(Data entries for graphics)
>> BEGIN

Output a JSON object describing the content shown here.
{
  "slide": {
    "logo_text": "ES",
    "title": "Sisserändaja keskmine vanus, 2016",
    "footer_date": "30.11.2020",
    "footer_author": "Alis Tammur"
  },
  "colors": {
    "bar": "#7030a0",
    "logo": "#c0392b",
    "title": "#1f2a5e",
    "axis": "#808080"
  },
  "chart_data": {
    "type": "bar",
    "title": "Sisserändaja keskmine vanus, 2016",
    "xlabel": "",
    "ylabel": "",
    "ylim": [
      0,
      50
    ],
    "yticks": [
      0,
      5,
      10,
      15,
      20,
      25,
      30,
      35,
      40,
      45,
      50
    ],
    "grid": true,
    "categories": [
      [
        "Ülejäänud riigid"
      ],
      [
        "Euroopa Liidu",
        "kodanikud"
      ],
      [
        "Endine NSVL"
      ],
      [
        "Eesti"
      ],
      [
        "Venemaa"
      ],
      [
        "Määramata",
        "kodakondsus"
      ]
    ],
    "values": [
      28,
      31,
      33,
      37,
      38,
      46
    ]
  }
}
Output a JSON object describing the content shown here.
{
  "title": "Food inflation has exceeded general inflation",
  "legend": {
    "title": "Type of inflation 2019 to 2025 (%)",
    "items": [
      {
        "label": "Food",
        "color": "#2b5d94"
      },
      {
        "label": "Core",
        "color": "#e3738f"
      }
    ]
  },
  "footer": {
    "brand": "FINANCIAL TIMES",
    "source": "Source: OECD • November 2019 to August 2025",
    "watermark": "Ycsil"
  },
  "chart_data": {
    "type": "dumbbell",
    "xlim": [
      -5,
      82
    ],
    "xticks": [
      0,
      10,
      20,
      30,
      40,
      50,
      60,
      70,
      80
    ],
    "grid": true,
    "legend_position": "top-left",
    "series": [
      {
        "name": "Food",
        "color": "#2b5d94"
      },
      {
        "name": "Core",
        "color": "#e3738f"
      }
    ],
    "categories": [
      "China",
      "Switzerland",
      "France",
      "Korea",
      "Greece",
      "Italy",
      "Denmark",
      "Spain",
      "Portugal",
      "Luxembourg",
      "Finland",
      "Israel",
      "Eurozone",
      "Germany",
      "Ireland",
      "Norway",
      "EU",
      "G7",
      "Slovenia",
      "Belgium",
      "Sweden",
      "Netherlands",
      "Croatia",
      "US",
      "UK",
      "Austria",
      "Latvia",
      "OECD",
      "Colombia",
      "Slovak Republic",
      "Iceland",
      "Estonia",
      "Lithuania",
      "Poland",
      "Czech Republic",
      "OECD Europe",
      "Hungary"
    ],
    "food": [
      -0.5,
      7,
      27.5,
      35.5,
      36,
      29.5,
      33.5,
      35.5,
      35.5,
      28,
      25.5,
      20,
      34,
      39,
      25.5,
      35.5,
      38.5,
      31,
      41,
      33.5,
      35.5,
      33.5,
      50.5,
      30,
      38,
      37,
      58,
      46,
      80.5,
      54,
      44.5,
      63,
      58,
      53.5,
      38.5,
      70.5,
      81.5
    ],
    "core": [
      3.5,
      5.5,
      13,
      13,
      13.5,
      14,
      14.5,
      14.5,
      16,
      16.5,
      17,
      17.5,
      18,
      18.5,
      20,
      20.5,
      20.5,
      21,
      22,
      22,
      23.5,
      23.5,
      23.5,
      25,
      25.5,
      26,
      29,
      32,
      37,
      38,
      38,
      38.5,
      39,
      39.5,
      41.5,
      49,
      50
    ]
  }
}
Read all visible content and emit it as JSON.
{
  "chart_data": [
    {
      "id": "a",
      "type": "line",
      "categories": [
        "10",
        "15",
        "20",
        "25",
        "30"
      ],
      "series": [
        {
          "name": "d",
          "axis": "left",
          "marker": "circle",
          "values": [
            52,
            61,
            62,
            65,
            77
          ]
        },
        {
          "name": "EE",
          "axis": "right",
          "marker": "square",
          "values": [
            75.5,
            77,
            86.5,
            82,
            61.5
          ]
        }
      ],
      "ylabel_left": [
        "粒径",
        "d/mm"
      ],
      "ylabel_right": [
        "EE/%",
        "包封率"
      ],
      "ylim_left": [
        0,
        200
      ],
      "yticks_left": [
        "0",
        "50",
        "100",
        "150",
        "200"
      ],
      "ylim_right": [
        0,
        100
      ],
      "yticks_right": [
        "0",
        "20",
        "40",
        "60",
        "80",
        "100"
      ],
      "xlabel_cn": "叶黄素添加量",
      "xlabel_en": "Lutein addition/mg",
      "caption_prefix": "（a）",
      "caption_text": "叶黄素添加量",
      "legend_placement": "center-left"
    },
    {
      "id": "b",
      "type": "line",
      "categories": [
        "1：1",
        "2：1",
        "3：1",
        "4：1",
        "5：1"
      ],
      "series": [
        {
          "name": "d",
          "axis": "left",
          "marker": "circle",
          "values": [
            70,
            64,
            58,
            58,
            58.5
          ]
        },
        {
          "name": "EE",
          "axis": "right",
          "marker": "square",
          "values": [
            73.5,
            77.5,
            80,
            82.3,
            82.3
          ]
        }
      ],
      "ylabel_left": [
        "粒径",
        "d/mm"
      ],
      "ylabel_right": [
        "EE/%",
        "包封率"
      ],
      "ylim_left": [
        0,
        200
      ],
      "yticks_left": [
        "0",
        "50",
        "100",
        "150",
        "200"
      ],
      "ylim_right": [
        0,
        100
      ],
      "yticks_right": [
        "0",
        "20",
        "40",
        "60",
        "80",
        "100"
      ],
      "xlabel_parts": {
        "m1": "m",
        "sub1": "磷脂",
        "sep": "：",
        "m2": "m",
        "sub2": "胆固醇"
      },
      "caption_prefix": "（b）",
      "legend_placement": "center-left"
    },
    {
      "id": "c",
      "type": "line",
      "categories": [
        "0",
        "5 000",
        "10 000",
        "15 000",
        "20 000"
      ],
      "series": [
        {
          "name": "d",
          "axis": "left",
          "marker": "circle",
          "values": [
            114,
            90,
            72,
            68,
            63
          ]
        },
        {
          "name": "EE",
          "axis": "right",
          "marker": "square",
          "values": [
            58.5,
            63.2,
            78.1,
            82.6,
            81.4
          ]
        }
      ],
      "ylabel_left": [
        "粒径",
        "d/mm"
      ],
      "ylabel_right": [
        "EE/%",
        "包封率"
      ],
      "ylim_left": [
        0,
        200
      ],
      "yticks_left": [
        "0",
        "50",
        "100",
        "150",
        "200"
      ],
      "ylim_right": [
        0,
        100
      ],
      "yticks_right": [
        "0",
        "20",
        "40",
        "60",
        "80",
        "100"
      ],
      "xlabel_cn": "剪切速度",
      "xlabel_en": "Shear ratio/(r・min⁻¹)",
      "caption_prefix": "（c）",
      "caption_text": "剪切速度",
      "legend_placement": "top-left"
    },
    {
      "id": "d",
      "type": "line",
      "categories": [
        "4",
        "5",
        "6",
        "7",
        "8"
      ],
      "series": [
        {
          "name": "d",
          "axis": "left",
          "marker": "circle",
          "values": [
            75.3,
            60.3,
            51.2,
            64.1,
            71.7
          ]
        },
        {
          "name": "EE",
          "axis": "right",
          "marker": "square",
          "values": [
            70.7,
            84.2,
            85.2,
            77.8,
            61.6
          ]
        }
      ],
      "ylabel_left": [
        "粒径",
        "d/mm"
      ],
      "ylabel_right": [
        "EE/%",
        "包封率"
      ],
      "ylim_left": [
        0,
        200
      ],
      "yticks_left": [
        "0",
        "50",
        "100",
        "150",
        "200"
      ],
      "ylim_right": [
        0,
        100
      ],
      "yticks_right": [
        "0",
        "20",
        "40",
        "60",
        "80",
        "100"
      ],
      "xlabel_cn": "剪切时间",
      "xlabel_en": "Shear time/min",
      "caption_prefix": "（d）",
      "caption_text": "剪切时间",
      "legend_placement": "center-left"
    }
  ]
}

>> END

[Task instructions] Indicate how many lines of the material include the word "inflation"; the number alone is required.

[Answer in full] 2